Collection entries:
━━━━━━━━━━━━━━━━━━━━

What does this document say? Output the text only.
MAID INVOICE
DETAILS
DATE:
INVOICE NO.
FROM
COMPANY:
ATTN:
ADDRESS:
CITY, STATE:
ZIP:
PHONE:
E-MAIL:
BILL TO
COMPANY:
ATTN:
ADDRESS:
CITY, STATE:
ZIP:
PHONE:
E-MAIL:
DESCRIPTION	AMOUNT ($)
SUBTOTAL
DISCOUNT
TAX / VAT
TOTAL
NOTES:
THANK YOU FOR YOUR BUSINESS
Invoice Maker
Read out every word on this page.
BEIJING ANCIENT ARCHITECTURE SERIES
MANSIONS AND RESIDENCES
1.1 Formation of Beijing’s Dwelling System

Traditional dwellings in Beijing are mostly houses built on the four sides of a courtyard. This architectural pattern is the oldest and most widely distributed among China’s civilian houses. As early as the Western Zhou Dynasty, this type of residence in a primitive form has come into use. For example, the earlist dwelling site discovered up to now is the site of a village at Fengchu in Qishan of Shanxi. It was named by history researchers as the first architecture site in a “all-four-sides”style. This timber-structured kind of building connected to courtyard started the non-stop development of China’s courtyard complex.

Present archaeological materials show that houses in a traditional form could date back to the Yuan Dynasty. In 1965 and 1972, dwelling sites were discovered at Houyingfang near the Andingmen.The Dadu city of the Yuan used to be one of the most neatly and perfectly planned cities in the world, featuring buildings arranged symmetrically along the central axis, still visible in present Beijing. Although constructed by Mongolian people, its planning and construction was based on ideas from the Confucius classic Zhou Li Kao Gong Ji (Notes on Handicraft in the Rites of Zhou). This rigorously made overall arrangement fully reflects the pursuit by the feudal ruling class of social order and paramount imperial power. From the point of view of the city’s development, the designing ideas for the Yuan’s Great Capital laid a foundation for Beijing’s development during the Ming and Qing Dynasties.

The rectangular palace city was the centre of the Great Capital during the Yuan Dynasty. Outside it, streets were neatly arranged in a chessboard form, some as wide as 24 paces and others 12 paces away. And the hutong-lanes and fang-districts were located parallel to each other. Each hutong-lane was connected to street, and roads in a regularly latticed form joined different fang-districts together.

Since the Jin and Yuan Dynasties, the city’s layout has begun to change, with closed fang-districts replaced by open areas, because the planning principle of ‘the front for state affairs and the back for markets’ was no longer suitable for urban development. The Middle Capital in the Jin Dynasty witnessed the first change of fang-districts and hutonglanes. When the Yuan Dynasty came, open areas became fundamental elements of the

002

━━━━━━━━━━━━━━━━━━━━

TO BE DONE → Repeat each of the entries above precisely as given.

RESPONSE →
What does this document say? Output the text only.
MAID INVOICE
DETAILS
DATE:
INVOICE NO.
FROM
COMPANY:
ATTN:
ADDRESS:
CITY, STATE:
ZIP:
PHONE:
E-MAIL:
BILL TO
COMPANY:
ATTN:
ADDRESS:
CITY, STATE:
ZIP:
PHONE:
E-MAIL:
DESCRIPTION	AMOUNT ($)
SUBTOTAL
DISCOUNT
TAX / VAT
TOTAL
NOTES:
THANK YOU FOR YOUR BUSINESS
Invoice Maker
Read out every word on this page.
BEIJING ANCIENT ARCHITECTURE SERIES
MANSIONS AND RESIDENCES
1.1 Formation of Beijing’s Dwelling System

Traditional dwellings in Beijing are mostly houses built on the four sides of a courtyard. This architectural pattern is the oldest and most widely distributed among China’s civilian houses. As early as the Western Zhou Dynasty, this type of residence in a primitive form has come into use. For example, the earlist dwelling site discovered up to now is the site of a village at Fengchu in Qishan of Shanxi. It was named by history researchers as the first architecture site in a “all-four-sides”style. This timber-structured kind of building connected to courtyard started the non-stop development of China’s courtyard complex.

Present archaeological materials show that houses in a traditional form could date back to the Yuan Dynasty. In 1965 and 1972, dwelling sites were discovered at Houyingfang near the Andingmen.The Dadu city of the Yuan used to be one of the most neatly and perfectly planned cities in the world, featuring buildings arranged symmetrically along the central axis, still visible in present Beijing. Although constructed by Mongolian people, its planning and construction was based on ideas from the Confucius classic Zhou Li Kao Gong Ji (Notes on Handicraft in the Rites of Zhou). This rigorously made overall arrangement fully reflects the pursuit by the feudal ruling class of social order and paramount imperial power. From the point of view of the city’s development, the designing ideas for the Yuan’s Great Capital laid a foundation for Beijing’s development during the Ming and Qing Dynasties.

The rectangular palace city was the centre of the Great Capital during the Yuan Dynasty. Outside it, streets were neatly arranged in a chessboard form, some as wide as 24 paces and others 12 paces away. And the hutong-lanes and fang-districts were located parallel to each other. Each hutong-lane was connected to street, and roads in a regularly latticed form joined different fang-districts together.

Since the Jin and Yuan Dynasties, the city’s layout has begun to change, with closed fang-districts replaced by open areas, because the planning principle of ‘the front for state affairs and the back for markets’ was no longer suitable for urban development. The Middle Capital in the Jin Dynasty witnessed the first change of fang-districts and hutonglanes. When the Yuan Dynasty came, open areas became fundamental elements of the

002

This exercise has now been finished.